Stored items from a collection
****************
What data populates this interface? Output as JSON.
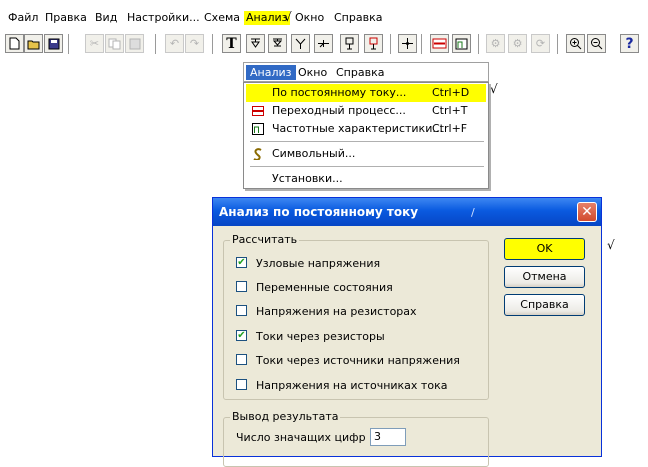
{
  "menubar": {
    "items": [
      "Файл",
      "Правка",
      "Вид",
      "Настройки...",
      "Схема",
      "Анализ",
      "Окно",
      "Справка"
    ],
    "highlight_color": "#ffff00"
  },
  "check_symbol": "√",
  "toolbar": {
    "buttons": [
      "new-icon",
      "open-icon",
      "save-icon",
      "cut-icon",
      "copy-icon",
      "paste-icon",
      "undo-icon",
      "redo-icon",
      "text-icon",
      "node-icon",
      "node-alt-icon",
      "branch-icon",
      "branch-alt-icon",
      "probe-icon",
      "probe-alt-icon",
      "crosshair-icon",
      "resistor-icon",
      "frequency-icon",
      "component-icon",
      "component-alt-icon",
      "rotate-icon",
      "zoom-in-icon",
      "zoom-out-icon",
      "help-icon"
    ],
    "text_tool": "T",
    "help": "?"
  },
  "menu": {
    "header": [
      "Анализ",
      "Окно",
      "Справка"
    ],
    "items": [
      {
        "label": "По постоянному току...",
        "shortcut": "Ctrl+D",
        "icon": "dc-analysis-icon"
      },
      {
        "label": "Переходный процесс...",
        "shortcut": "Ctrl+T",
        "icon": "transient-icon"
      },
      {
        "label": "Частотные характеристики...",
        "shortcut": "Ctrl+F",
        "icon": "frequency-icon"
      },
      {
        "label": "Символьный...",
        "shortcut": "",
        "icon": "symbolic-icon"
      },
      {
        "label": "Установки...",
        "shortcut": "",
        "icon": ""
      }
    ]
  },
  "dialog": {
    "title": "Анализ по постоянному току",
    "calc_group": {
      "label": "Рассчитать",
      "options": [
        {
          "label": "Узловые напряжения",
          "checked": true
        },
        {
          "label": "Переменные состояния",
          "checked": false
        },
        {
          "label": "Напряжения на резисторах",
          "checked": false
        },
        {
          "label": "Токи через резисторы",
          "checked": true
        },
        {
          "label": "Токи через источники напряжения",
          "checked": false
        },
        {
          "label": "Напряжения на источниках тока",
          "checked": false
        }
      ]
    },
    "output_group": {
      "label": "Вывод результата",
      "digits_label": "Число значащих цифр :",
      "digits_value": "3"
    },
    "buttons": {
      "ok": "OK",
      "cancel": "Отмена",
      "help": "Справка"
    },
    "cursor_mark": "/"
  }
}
****************
▶ What is expected
Looking at the data above, how many lines hold the word "frequency"? Respond with the number alone.

▶ Task result
2